• Provided data:
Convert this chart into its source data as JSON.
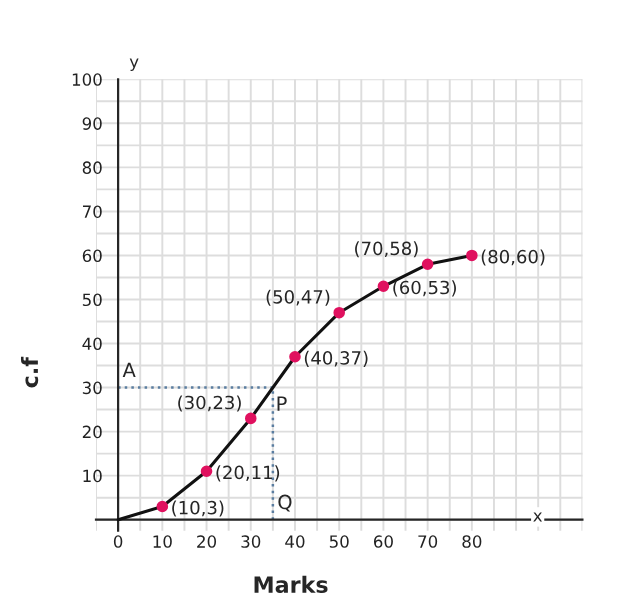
{
  "chart_data": {
    "type": "line",
    "xlabel": "Marks",
    "ylabel": "c.f",
    "xlim": [
      -5,
      105
    ],
    "ylim": [
      -2.5,
      100
    ],
    "xticks": [
      0,
      10,
      20,
      30,
      40,
      50,
      60,
      70,
      80
    ],
    "yticks": [
      {
        "value": 0,
        "label": null
      },
      10,
      20,
      30,
      40,
      50,
      60,
      70,
      80,
      90,
      100
    ],
    "grid": true,
    "series": [
      {
        "color": "#111111",
        "x": [
          0,
          10,
          20,
          30,
          40,
          50,
          60,
          70,
          80
        ],
        "values": [
          0,
          3,
          11,
          23,
          37,
          47,
          53,
          58,
          60
        ]
      },
      {
        "type": "scatter",
        "color": "#e0115f",
        "marker": "circle",
        "x": [
          10,
          20,
          30,
          40,
          50,
          60,
          70,
          80
        ],
        "values": [
          3,
          11,
          23,
          37,
          47,
          53,
          58,
          60
        ]
      }
    ],
    "ref_lines": [
      {
        "axis": "y",
        "value": 30,
        "label": "A",
        "color": "#5a7da0",
        "line_style": "dotted"
      },
      {
        "axis": "x",
        "value": 35,
        "label": "Q",
        "color": "#5a7da0",
        "line_style": "dotted"
      }
    ],
    "annotations": [
      {
        "text": "(10,3)",
        "x": 10,
        "y": 3
      },
      {
        "text": "(20,11)",
        "x": 20,
        "y": 11
      },
      {
        "text": "(30,23)",
        "x": 30,
        "y": 23
      },
      {
        "text": "(40,37)",
        "x": 40,
        "y": 37
      },
      {
        "text": "(50,47)",
        "x": 50,
        "y": 47
      },
      {
        "text": "(60,53)",
        "x": 60,
        "y": 53
      },
      {
        "text": "(70,58)",
        "x": 70,
        "y": 58
      },
      {
        "text": "(80,60)",
        "x": 80,
        "y": 60
      },
      {
        "text": "P",
        "x": 35,
        "y": 30
      },
      "x",
      "y"
    ]
  }
}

• Brief: In the records above, locate the lines holding the word "color". Copy each of them.

• Finished exercise:
        "color": "#111111",
        "color": "#e0115f",
        "color": "#5a7da0",
        "color": "#5a7da0",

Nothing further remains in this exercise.